● **Selected passage**:
[Begin]

RedGinger and I met on here and ended up getting married....[] does that count as bigger and better? Best of luck Mike![]


----------



## Rockhounder55 (Sep 28, 2010)

It's funny you would respond, Joe. You and Laur, and one other couple on here that I won't name, I'm particularly envious of. You seem so happy, and do everything together, including digging for bottles.  ~Mike


----------



## woodswalker (Sep 28, 2010)

Sometimes if your looking for something you'll never find it and then out of no where you fall right into it....I never would have thought that a hobby of mine would be digging privies and searching for bottles or anything that has a mystery about it and can drive your imagination wild! I've always been the outdoors lovin girl...grown up in the country and running wild in the woods...now here I am older and still maybe not running but still walking those same woods and others in search of anything that brings that question to my mind...what is it and what was it for or how old it is???

[End]

(Bounding box entries)

[Begin]

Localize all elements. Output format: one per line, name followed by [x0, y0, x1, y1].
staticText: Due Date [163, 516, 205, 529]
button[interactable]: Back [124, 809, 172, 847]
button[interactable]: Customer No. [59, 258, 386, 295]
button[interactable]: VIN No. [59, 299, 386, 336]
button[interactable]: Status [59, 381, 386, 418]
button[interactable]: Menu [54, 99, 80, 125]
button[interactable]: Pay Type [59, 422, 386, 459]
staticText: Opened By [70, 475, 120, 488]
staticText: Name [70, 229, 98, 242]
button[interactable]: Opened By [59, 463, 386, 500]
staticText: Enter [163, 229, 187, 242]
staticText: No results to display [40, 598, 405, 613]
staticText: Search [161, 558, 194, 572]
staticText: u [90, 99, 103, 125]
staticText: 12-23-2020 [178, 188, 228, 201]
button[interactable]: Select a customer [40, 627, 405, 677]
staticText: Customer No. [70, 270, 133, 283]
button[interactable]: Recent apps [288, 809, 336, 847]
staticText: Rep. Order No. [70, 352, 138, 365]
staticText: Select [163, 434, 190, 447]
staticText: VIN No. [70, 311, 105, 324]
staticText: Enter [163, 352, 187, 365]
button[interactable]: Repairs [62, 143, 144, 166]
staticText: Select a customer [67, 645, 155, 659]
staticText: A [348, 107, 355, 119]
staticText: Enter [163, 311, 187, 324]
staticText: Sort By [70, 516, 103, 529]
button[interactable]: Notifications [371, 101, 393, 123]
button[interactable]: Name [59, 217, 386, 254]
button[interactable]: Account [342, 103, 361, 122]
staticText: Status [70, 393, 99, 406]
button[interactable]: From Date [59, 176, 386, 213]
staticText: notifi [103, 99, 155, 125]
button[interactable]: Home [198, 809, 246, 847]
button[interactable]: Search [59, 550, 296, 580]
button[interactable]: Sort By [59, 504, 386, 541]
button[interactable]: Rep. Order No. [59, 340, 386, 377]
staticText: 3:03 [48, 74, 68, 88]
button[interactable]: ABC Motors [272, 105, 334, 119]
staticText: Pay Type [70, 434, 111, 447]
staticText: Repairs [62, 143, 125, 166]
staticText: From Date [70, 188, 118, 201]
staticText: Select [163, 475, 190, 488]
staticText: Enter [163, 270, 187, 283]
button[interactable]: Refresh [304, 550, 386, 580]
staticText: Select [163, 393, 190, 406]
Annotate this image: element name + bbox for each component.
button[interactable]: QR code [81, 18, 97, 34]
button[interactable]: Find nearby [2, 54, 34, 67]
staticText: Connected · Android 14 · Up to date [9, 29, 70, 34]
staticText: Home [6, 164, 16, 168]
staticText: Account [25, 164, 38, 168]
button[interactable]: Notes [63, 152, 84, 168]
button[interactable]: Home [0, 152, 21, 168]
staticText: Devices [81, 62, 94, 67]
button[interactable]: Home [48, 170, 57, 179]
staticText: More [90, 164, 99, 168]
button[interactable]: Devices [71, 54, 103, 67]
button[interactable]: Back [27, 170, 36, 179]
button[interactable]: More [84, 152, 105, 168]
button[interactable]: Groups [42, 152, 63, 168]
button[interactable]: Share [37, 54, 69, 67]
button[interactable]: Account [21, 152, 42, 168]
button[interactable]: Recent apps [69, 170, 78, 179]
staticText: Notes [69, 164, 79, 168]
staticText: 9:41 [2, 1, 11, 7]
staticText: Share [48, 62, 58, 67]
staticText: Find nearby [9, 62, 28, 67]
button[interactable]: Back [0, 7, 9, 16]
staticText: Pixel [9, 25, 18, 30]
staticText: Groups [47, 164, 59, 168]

[End]

● **Stated problem 1**: List every personal name or screen name that appears in the forum thread.
● **Stated problem 2**: Transcribe the records verbatim, beginning at their first line and ending after the line containing "staticText: Search [161, 558, 194, 572]".

● **Written solution 1**:
RedGinger
Mike
Rockhounder55
Joe
Laur
woodswalker

● **Written solution 2**:
Localize all elements. Output format: one per line, name followed by [x0, y0, x1, y1].
staticText: Due Date [163, 516, 205, 529]
button[interactable]: Back [124, 809, 172, 847]
button[interactable]: Customer No. [59, 258, 386, 295]
button[interactable]: VIN No. [59, 299, 386, 336]
button[interactable]: Status [59, 381, 386, 418]
button[interactable]: Menu [54, 99, 80, 125]
button[interactable]: Pay Type [59, 422, 386, 459]
staticText: Opened By [70, 475, 120, 488]
staticText: Name [70, 229, 98, 242]
button[interactable]: Opened By [59, 463, 386, 500]
staticText: Enter [163, 229, 187, 242]
staticText: No results to display [40, 598, 405, 613]
staticText: Search [161, 558, 194, 572]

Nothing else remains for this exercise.